Problem to work on:
Note how many lines hold the string "εἶναι" and give that number without any other words.

+-------+

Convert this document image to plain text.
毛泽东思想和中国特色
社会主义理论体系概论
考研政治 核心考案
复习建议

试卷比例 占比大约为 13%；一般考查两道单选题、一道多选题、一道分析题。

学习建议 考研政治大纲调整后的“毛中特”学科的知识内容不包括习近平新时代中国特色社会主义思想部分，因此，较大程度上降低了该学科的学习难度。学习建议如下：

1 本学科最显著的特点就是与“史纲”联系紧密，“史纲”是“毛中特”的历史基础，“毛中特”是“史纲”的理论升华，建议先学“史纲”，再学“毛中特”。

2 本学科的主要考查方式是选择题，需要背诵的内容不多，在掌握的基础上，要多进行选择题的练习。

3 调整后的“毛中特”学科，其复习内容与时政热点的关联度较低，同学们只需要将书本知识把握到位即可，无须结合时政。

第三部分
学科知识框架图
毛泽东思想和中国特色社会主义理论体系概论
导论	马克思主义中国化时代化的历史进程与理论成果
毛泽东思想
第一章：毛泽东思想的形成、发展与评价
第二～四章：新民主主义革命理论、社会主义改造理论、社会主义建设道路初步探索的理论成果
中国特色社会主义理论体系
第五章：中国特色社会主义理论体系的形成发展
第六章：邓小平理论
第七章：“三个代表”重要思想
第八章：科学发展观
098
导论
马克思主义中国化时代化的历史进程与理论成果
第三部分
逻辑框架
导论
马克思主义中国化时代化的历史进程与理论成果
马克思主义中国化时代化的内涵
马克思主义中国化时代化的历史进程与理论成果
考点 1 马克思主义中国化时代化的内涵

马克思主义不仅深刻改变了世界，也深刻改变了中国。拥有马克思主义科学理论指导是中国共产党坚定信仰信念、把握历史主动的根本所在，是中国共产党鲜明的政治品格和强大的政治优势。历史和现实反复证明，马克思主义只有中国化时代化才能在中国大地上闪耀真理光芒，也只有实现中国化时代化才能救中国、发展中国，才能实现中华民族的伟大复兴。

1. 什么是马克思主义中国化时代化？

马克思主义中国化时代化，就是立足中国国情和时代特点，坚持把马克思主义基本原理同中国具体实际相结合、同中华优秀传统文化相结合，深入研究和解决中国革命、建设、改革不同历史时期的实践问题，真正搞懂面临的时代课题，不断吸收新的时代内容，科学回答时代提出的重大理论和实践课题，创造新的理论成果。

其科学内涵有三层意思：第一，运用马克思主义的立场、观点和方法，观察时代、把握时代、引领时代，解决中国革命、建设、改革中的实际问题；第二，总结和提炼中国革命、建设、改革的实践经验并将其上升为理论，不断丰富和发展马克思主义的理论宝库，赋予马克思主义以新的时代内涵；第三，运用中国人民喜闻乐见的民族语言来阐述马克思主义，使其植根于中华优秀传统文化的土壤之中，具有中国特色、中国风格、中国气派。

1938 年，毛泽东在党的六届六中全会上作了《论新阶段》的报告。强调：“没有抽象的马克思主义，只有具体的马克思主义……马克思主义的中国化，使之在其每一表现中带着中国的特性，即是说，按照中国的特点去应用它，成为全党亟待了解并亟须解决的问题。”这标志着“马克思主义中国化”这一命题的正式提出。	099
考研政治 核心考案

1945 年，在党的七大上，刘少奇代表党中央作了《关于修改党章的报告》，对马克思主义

+-------+

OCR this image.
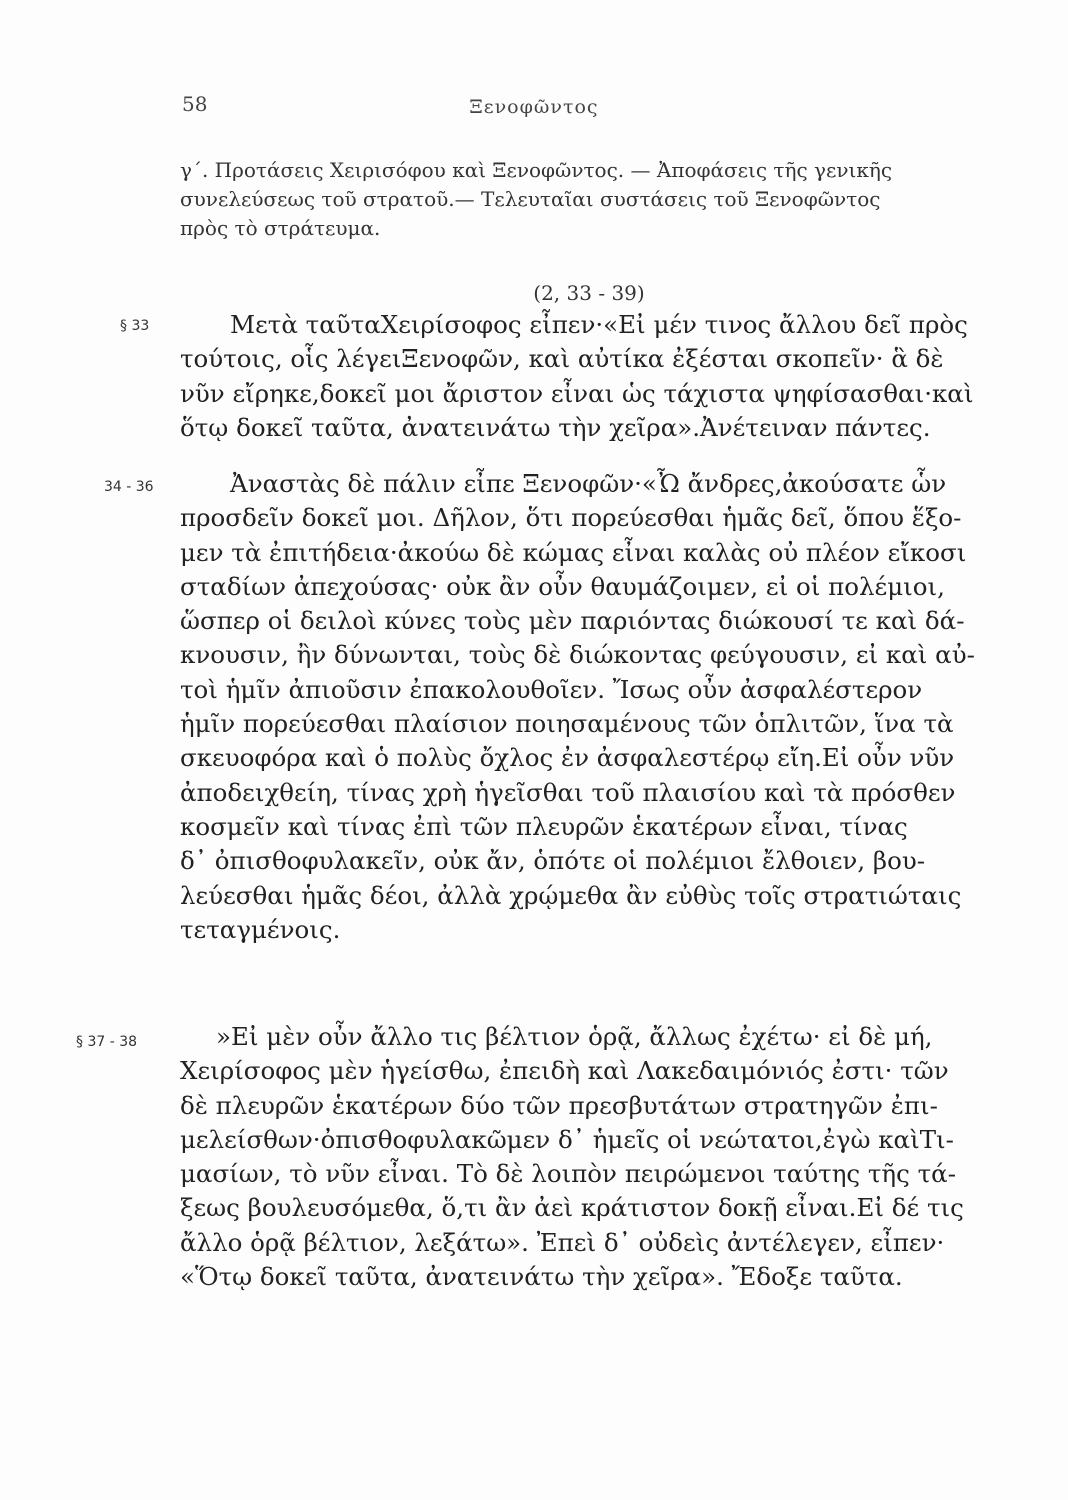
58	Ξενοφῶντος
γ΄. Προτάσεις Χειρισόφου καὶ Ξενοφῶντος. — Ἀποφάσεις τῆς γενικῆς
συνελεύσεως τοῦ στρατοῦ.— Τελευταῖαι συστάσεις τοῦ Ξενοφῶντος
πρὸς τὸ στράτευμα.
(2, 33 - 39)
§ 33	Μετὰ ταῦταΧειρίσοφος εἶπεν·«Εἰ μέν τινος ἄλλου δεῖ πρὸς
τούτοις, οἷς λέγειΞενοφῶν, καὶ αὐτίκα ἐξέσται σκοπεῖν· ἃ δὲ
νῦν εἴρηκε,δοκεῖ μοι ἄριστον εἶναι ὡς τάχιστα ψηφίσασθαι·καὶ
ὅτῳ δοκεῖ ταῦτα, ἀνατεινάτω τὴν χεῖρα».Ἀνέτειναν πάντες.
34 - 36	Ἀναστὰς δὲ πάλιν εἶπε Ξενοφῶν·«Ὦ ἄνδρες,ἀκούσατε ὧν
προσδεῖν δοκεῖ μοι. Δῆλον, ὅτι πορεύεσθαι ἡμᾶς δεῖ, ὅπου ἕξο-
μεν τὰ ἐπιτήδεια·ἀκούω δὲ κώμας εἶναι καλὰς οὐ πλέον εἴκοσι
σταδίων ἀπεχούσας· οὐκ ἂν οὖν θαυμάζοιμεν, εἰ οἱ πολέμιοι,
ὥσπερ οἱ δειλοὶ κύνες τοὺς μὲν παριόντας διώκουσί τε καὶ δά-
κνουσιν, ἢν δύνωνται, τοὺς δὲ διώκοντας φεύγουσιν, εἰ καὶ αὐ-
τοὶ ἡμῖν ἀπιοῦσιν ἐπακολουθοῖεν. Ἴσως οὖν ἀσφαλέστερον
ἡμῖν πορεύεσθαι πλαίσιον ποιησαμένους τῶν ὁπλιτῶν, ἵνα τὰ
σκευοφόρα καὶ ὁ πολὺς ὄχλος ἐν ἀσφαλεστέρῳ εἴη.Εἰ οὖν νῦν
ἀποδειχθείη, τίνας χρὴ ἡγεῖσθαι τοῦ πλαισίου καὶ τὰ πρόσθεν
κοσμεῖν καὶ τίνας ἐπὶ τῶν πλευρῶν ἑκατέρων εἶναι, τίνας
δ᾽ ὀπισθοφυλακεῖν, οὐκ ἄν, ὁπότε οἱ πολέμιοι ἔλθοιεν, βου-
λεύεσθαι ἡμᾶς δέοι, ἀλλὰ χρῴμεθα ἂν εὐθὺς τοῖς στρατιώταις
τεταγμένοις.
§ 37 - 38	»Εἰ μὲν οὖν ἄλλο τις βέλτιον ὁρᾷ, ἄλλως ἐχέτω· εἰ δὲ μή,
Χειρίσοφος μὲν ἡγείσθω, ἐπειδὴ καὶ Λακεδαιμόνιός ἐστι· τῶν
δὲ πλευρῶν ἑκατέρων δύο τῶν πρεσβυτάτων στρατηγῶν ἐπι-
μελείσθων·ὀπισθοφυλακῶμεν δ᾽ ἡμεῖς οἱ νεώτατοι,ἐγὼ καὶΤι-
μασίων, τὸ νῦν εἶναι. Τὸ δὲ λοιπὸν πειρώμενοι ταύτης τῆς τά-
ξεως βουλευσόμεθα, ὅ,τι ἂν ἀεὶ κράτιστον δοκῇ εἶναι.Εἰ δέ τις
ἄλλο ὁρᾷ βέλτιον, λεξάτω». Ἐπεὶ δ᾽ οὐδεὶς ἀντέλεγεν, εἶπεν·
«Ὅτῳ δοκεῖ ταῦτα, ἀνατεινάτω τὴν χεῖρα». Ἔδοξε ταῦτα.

+-------+

Result below:
5